- Your instructions: Each record below is to be copied word for word, with pictures removed.

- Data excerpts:
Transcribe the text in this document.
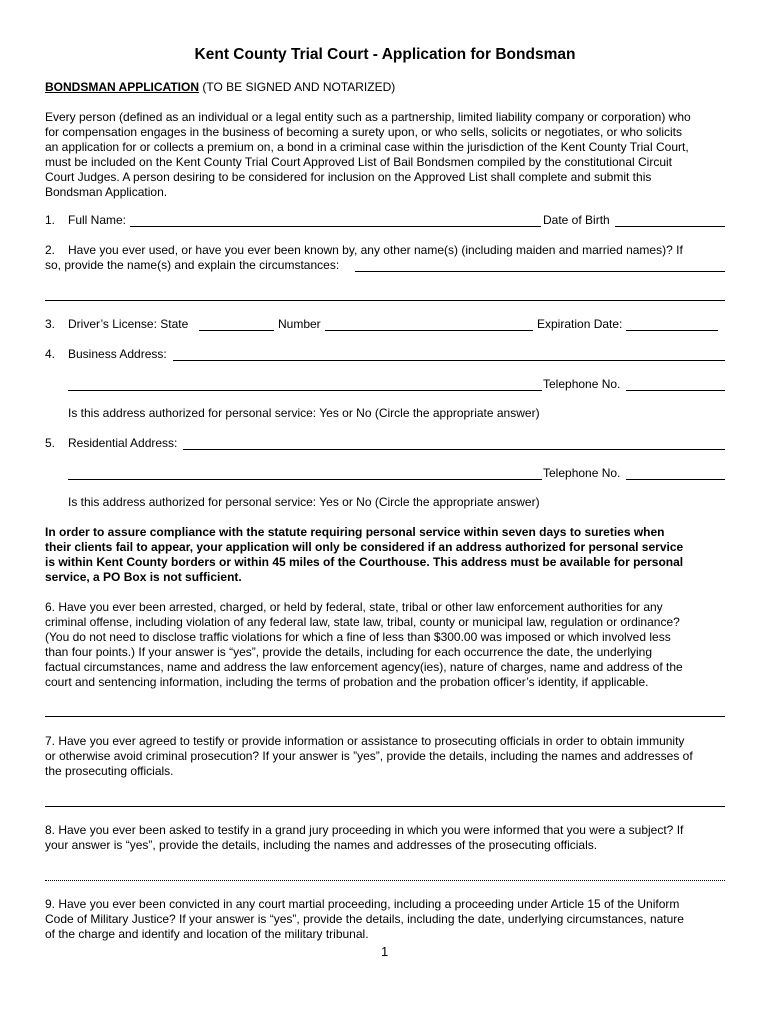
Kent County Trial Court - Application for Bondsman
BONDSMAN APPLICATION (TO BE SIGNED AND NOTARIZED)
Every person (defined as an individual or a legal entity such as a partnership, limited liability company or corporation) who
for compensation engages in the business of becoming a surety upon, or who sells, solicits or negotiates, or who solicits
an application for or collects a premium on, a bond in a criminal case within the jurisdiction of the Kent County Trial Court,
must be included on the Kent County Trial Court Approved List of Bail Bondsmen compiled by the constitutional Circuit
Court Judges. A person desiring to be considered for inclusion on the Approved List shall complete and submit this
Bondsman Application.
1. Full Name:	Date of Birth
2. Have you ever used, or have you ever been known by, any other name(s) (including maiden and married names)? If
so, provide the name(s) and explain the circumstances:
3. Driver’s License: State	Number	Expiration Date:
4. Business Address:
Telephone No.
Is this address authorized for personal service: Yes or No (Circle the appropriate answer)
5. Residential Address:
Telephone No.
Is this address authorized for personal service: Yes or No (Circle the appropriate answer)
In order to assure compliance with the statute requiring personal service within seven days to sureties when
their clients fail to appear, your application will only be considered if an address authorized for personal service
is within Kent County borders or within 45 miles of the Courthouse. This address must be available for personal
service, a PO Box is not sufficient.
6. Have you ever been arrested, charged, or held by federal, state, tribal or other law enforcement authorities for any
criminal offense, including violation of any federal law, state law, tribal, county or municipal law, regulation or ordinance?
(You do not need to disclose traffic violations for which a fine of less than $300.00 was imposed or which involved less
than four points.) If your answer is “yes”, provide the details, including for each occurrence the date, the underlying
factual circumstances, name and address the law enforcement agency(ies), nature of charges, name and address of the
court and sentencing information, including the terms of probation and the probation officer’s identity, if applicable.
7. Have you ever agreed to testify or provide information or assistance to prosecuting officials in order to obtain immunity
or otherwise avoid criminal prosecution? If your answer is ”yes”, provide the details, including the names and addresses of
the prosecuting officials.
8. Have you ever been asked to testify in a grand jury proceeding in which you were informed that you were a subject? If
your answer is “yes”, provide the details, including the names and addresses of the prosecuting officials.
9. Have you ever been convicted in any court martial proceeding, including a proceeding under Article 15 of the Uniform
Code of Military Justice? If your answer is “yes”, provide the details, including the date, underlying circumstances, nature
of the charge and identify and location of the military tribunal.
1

- Result below:
Transcribe the text in this document.
Kent County Trial Court - Application for Bondsman
BONDSMAN APPLICATION (TO BE SIGNED AND NOTARIZED)
Every person (defined as an individual or a legal entity such as a partnership, limited liability company or corporation) who
for compensation engages in the business of becoming a surety upon, or who sells, solicits or negotiates, or who solicits
an application for or collects a premium on, a bond in a criminal case within the jurisdiction of the Kent County Trial Court,
must be included on the Kent County Trial Court Approved List of Bail Bondsmen compiled by the constitutional Circuit
Court Judges. A person desiring to be considered for inclusion on the Approved List shall complete and submit this
Bondsman Application.
1. Full Name:	Date of Birth
2. Have you ever used, or have you ever been known by, any other name(s) (including maiden and married names)? If
so, provide the name(s) and explain the circumstances:
3. Driver’s License: State	Number	Expiration Date:
4. Business Address:
Telephone No.
Is this address authorized for personal service: Yes or No (Circle the appropriate answer)
5. Residential Address:
Telephone No.
Is this address authorized for personal service: Yes or No (Circle the appropriate answer)
In order to assure compliance with the statute requiring personal service within seven days to sureties when
their clients fail to appear, your application will only be considered if an address authorized for personal service
is within Kent County borders or within 45 miles of the Courthouse. This address must be available for personal
service, a PO Box is not sufficient.
6. Have you ever been arrested, charged, or held by federal, state, tribal or other law enforcement authorities for any
criminal offense, including violation of any federal law, state law, tribal, county or municipal law, regulation or ordinance?
(You do not need to disclose traffic violations for which a fine of less than $300.00 was imposed or which involved less
than four points.) If your answer is “yes”, provide the details, including for each occurrence the date, the underlying
factual circumstances, name and address the law enforcement agency(ies), nature of charges, name and address of the
court and sentencing information, including the terms of probation and the probation officer’s identity, if applicable.
7. Have you ever agreed to testify or provide information or assistance to prosecuting officials in order to obtain immunity
or otherwise avoid criminal prosecution? If your answer is ”yes”, provide the details, including the names and addresses of
the prosecuting officials.
8. Have you ever been asked to testify in a grand jury proceeding in which you were informed that you were a subject? If
your answer is “yes”, provide the details, including the names and addresses of the prosecuting officials.
9. Have you ever been convicted in any court martial proceeding, including a proceeding under Article 15 of the Uniform
Code of Military Justice? If your answer is “yes”, provide the details, including the date, underlying circumstances, nature
of the charge and identify and location of the military tribunal.
1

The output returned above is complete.